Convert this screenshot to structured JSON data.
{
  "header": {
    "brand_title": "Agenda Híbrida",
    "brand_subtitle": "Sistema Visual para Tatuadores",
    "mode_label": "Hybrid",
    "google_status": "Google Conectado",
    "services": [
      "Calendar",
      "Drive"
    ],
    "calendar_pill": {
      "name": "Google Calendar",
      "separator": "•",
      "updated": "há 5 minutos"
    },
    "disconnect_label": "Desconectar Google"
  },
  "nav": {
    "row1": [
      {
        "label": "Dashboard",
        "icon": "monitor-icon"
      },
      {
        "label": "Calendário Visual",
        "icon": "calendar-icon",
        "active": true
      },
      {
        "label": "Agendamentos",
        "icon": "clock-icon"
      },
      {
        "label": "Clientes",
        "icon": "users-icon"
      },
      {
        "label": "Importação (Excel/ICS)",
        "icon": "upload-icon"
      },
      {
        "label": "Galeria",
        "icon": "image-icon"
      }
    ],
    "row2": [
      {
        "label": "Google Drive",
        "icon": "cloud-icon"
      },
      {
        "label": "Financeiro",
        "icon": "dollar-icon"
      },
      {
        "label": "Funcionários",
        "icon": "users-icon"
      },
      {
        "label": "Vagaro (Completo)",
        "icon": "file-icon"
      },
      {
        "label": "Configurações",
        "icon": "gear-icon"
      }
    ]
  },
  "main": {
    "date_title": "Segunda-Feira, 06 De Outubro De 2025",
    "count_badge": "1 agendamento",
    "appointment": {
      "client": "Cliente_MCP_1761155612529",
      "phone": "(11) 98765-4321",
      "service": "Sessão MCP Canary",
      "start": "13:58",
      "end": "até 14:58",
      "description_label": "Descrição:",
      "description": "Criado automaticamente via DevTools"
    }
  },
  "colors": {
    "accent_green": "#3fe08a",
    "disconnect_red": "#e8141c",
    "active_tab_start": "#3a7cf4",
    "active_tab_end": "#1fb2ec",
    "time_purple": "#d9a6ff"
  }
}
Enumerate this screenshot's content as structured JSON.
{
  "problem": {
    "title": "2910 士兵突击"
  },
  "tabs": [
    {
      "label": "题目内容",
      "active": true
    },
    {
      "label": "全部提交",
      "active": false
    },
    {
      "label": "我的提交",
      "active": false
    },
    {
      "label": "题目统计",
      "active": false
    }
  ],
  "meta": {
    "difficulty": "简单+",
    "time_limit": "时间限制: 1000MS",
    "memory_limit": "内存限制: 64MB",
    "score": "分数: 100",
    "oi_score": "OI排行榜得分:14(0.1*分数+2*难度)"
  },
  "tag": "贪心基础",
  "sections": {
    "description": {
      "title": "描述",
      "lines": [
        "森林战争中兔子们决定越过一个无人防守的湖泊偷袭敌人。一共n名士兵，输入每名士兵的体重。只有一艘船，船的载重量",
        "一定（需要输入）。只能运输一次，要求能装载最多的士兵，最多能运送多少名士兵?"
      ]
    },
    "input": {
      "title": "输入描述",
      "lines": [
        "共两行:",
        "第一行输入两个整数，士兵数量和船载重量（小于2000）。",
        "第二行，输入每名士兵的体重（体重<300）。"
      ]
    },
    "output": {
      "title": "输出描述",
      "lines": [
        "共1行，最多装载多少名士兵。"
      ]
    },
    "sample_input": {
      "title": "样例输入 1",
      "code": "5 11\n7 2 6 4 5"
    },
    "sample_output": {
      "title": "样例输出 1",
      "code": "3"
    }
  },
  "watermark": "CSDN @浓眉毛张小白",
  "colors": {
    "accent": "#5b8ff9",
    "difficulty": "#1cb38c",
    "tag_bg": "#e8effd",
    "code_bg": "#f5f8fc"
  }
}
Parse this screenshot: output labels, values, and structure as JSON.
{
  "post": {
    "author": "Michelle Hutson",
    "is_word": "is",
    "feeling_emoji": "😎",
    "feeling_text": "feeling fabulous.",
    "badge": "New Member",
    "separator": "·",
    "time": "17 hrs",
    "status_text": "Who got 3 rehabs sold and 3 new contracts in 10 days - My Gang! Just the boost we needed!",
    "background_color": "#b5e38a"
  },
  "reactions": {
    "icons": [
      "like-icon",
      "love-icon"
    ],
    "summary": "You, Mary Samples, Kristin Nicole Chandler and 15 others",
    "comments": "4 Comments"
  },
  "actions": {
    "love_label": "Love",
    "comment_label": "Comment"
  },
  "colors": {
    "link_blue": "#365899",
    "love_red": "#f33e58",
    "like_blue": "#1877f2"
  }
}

· · · · · · ·

> [Written exercise]: What is the number of lines in the records that contain the word "输入每名士兵的体重"? Answer with the number and nothing else.

> [Response]: 2